### Do this
Rename "leader-line" to "callout-line" throughout the records, from the line containing "List each element" down to the line containing "86, 473, 127]", and reproduce those lines with everything else unchanged.

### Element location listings
╔══

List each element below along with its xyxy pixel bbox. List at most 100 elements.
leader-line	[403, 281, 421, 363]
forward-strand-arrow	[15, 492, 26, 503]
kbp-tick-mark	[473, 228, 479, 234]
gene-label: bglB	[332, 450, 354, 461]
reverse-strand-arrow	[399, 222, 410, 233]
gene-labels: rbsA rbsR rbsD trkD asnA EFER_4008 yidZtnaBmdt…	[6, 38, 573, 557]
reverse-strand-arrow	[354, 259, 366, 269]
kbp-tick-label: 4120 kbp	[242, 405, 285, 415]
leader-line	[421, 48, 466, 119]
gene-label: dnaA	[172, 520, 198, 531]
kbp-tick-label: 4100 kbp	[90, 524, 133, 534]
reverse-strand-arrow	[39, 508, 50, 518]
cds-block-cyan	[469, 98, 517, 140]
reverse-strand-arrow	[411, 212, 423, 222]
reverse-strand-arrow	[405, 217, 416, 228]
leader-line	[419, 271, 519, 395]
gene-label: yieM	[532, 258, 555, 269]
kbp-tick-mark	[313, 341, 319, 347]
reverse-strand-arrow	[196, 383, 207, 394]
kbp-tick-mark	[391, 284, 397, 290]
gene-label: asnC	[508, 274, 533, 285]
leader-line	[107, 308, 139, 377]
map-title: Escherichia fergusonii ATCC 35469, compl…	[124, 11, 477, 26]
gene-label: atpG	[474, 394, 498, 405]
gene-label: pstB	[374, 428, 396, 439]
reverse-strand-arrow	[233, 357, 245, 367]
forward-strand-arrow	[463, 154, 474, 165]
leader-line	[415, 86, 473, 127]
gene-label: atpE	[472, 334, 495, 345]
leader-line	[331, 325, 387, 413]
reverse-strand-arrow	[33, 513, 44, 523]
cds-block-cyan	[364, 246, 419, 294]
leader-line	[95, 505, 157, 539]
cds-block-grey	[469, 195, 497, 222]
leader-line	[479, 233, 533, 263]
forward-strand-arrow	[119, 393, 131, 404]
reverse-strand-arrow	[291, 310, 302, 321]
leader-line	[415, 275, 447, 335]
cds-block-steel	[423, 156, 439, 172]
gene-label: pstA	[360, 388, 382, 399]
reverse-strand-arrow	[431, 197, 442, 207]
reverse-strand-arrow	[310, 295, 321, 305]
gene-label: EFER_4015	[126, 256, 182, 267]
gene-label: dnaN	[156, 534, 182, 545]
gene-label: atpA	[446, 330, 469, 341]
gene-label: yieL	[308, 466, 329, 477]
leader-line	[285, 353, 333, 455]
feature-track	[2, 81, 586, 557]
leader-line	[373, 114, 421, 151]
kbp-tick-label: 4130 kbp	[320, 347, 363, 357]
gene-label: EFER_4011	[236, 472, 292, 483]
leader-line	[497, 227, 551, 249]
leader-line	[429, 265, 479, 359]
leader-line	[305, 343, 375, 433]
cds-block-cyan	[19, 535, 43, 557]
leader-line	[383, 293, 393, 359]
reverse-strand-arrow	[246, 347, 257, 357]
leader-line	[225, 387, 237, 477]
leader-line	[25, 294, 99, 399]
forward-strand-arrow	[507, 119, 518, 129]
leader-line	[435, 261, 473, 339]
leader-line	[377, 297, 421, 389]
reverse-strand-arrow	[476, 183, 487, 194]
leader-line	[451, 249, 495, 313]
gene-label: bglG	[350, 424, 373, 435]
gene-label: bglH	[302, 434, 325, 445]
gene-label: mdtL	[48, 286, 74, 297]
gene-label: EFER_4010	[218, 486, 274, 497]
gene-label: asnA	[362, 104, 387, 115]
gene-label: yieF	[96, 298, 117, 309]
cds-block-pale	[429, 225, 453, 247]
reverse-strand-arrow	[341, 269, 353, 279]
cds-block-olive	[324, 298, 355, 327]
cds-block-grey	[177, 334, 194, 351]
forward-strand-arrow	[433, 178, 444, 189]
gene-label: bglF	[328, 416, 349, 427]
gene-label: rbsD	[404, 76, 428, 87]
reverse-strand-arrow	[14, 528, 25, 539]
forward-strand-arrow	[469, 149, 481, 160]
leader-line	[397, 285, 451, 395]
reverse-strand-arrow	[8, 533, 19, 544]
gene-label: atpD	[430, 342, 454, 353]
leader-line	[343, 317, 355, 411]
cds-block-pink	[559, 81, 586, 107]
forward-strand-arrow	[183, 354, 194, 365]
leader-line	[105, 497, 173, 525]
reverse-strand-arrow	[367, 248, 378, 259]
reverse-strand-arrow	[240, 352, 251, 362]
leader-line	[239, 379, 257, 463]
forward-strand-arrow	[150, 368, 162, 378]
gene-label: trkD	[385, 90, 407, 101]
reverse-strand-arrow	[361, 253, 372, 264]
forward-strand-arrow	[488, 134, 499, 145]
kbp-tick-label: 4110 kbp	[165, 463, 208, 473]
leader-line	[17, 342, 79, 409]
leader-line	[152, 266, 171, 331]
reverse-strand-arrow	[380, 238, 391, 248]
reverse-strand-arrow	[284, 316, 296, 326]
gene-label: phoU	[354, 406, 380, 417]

╚══
╔══

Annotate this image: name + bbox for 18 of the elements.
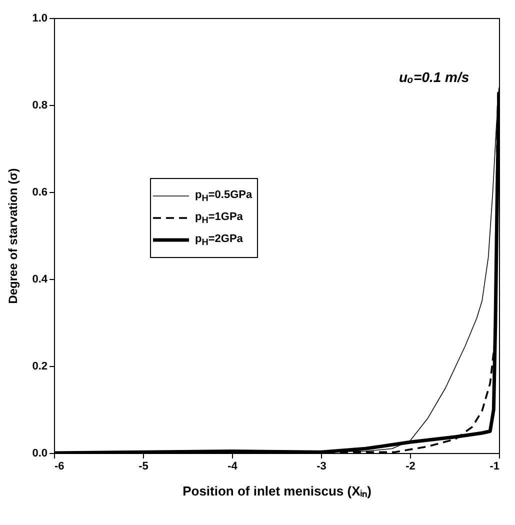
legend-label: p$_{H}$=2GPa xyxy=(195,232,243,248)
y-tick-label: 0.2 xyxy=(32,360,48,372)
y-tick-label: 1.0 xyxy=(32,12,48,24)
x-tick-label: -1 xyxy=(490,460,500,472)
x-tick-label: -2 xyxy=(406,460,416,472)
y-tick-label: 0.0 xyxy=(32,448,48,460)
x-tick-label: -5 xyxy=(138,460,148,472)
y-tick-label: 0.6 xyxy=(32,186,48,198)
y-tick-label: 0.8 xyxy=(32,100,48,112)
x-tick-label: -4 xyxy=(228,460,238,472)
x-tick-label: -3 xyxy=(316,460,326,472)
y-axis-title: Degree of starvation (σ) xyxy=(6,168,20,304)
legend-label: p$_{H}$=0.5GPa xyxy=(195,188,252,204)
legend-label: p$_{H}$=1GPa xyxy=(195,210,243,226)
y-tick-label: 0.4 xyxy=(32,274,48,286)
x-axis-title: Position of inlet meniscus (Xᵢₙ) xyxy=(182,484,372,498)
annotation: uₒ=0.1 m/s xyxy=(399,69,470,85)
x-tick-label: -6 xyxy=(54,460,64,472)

╚══
╔══

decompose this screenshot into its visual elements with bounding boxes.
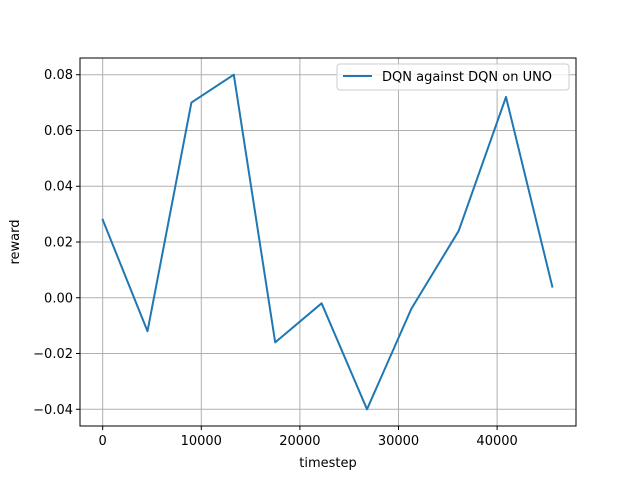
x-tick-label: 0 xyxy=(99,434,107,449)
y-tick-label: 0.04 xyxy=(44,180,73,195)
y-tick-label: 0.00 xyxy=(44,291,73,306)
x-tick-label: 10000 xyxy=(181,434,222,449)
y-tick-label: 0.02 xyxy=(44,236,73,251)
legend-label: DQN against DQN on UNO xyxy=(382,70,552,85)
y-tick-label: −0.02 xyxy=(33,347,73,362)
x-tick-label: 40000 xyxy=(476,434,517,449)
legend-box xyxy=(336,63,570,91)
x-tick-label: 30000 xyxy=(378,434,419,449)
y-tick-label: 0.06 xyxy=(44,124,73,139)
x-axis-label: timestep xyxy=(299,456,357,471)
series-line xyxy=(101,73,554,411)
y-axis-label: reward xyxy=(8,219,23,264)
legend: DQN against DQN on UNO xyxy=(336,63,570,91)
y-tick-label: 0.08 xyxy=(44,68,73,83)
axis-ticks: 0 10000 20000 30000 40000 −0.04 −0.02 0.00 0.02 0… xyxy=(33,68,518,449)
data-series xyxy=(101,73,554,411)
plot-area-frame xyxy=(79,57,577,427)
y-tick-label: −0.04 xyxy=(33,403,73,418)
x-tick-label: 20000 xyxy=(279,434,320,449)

╚══

### Task answer
List each element below along with its xyxy pixel bbox. List at most 100 elements.
callout-line	[403, 281, 421, 363]
forward-strand-arrow	[15, 492, 26, 503]
kbp-tick-mark	[473, 228, 479, 234]
gene-label: bglB	[332, 450, 354, 461]
reverse-strand-arrow	[399, 222, 410, 233]
gene-labels: rbsA rbsR rbsD trkD asnA EFER_4008 yidZtnaBmdt…	[6, 38, 573, 557]
reverse-strand-arrow	[354, 259, 366, 269]
kbp-tick-label: 4120 kbp	[242, 405, 285, 415]
callout-line	[421, 48, 466, 119]
gene-label: dnaA	[172, 520, 198, 531]
kbp-tick-label: 4100 kbp	[90, 524, 133, 534]
reverse-strand-arrow	[39, 508, 50, 518]
cds-block-cyan	[469, 98, 517, 140]
reverse-strand-arrow	[411, 212, 423, 222]
reverse-strand-arrow	[405, 217, 416, 228]
callout-line	[419, 271, 519, 395]
gene-label: yieM	[532, 258, 555, 269]
kbp-tick-mark	[313, 341, 319, 347]
reverse-strand-arrow	[196, 383, 207, 394]
kbp-tick-mark	[391, 284, 397, 290]
gene-label: asnC	[508, 274, 533, 285]
callout-line	[107, 308, 139, 377]
map-title: Escherichia fergusonii ATCC 35469, compl…	[124, 11, 477, 26]
gene-label: atpG	[474, 394, 498, 405]
gene-label: pstB	[374, 428, 396, 439]
reverse-strand-arrow	[233, 357, 245, 367]
forward-strand-arrow	[463, 154, 474, 165]
callout-line	[415, 86, 473, 127]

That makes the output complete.